## Given data
* * * * * * * * *

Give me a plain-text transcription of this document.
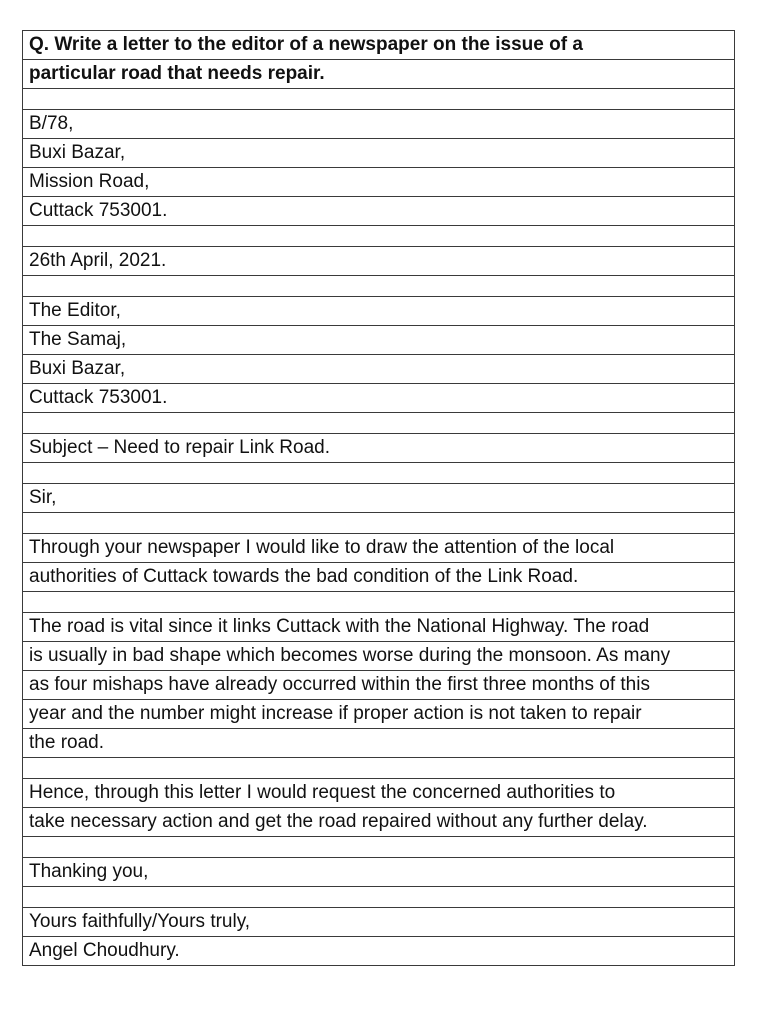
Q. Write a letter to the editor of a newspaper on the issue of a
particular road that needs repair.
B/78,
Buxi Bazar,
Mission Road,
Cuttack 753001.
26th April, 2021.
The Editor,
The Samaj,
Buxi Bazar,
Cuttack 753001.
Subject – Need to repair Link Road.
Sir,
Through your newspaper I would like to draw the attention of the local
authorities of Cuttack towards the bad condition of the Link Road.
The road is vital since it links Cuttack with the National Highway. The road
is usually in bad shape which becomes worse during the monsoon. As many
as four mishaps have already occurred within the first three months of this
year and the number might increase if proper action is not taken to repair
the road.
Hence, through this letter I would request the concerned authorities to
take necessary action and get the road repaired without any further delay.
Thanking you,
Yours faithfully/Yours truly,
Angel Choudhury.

* * * * * * * * *

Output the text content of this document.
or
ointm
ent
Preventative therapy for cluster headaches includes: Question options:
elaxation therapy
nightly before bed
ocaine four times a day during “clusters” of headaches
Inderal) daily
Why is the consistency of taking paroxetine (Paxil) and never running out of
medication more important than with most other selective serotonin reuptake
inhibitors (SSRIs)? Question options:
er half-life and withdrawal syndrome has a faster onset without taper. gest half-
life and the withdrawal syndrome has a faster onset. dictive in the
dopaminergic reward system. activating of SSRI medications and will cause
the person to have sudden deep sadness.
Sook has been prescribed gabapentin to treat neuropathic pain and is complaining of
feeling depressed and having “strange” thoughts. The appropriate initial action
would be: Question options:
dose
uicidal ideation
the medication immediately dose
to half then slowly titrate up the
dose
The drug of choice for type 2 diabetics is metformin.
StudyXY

* * * * * * * * *

## Exercise requirements
Only a number is wanted: how many lines contain "authorities"?

## Expected answer
2